* _Direction_
Records follow. Pull out every line that contains "this".

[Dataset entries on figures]

- - - - - - -

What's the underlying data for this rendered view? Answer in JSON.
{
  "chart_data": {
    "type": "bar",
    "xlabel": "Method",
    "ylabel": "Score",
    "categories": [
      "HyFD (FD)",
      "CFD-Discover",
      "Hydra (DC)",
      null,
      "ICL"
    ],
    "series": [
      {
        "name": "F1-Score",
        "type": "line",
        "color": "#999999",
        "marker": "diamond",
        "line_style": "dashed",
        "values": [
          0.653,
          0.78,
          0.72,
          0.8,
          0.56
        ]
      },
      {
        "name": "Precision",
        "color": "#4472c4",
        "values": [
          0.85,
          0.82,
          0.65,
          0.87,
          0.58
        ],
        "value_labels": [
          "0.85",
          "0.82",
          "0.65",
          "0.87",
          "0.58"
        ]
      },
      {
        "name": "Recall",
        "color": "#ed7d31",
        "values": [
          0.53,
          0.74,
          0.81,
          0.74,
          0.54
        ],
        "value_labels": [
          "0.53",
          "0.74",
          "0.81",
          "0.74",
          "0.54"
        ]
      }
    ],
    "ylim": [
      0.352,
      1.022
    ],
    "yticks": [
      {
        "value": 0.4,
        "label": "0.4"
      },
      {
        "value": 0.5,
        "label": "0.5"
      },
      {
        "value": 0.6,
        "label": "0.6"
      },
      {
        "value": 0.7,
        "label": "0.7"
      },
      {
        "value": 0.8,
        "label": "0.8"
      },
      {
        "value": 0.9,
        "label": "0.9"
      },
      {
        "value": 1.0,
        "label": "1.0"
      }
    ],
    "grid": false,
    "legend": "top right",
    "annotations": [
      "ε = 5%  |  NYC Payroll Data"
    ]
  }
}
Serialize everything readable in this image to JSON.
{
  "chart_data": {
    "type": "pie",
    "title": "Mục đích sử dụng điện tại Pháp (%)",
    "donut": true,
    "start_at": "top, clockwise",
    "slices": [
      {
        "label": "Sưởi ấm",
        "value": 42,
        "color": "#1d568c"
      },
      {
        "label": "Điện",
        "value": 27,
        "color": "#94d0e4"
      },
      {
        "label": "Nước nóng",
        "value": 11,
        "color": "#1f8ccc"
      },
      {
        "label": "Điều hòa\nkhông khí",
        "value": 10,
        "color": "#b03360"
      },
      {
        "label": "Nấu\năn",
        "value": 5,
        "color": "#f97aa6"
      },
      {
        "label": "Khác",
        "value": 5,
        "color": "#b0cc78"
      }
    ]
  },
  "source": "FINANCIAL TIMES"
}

- - - - - - -

* _Response to the task_
What's the underlying data for this rendered view? Answer in JSON.
Serialize everything readable in this image to JSON.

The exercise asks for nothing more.